• **REQUIREMENTS**: Go through the records and extract every line with the word "PARTS".
***** DATA PROVIDED *****
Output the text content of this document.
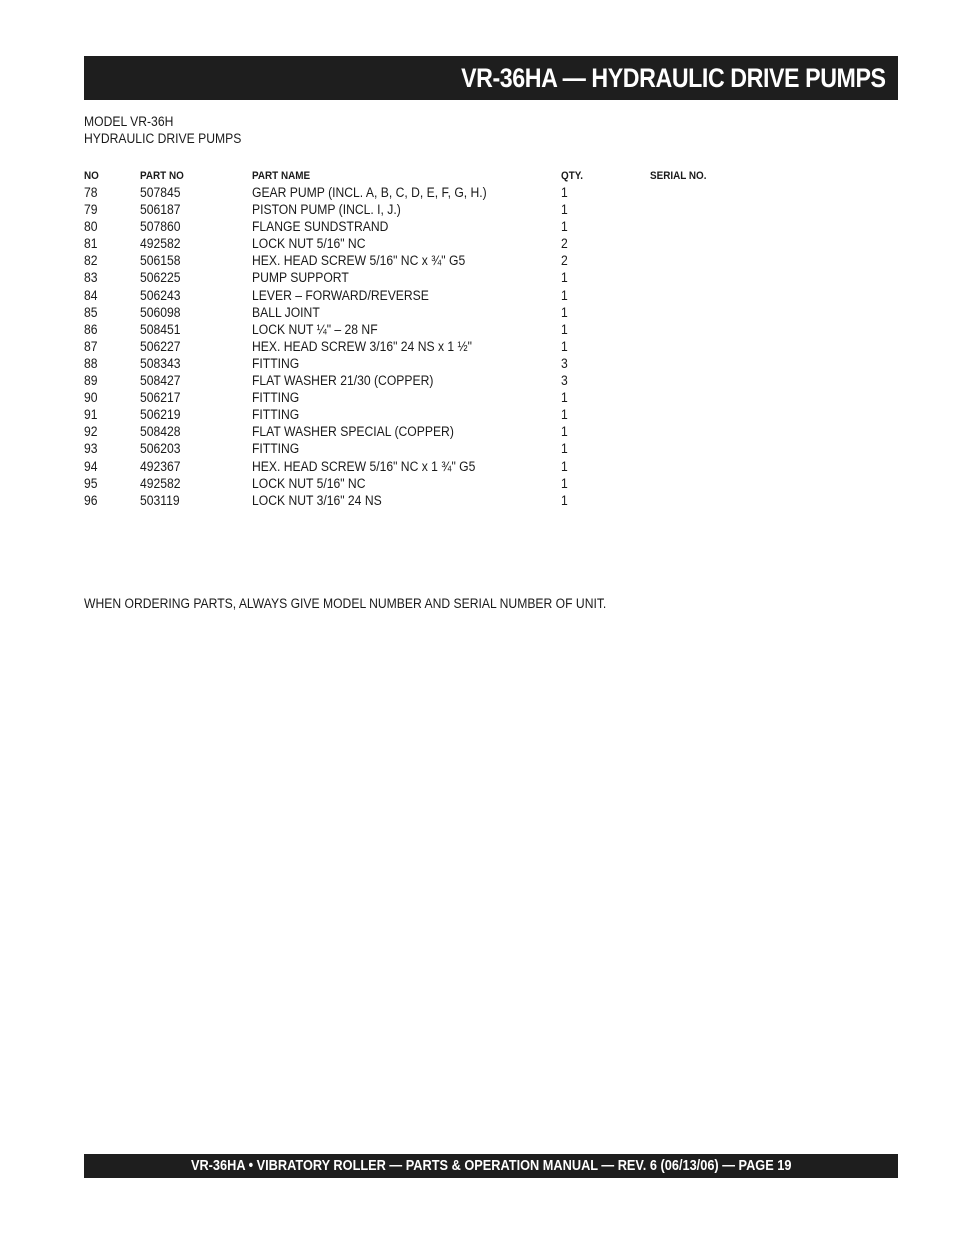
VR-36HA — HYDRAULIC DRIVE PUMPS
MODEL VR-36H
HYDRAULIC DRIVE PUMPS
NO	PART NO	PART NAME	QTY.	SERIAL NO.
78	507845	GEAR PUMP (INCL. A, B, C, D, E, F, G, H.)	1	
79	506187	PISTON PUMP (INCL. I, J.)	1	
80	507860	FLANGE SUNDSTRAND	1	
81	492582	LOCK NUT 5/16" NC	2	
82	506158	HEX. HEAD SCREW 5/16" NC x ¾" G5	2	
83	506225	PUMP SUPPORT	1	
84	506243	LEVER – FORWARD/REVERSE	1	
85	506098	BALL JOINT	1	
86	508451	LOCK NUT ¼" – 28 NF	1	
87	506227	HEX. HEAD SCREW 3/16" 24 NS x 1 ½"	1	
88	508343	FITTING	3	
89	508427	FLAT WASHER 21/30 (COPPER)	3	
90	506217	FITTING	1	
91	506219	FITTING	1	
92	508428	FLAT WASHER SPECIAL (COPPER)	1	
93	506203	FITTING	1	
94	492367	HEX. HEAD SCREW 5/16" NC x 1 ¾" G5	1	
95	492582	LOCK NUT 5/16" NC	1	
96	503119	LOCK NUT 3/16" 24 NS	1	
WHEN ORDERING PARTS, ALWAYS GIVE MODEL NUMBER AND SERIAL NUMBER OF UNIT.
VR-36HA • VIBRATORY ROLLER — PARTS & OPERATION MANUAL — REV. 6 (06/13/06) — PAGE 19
*****
***** DATA PROVIDED *****
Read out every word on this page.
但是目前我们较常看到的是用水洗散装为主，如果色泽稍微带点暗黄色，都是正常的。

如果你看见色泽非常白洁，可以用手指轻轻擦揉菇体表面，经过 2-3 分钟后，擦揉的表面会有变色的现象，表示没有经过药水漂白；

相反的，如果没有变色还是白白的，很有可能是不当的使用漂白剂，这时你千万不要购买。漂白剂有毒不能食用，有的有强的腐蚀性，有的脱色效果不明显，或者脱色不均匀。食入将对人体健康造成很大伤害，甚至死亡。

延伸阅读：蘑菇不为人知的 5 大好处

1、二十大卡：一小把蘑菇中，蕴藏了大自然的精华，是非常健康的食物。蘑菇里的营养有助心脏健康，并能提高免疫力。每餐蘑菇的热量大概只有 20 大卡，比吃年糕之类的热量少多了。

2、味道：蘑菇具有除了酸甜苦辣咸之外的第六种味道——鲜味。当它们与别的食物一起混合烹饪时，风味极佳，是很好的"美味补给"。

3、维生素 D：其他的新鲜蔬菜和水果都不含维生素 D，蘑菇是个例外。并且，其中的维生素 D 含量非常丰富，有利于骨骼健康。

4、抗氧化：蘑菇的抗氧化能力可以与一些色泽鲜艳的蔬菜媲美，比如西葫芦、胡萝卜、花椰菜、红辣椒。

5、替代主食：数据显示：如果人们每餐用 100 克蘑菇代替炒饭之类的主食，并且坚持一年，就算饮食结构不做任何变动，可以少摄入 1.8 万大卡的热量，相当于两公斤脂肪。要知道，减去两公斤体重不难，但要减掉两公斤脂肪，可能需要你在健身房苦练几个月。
*****
• **EXERCISE OUTPUT**:
WHEN ORDERING PARTS, ALWAYS GIVE MODEL NUMBER AND SERIAL NUMBER OF UNIT.
VR-36HA • VIBRATORY ROLLER — PARTS & OPERATION MANUAL — REV. 6 (06/13/06) — PAGE 19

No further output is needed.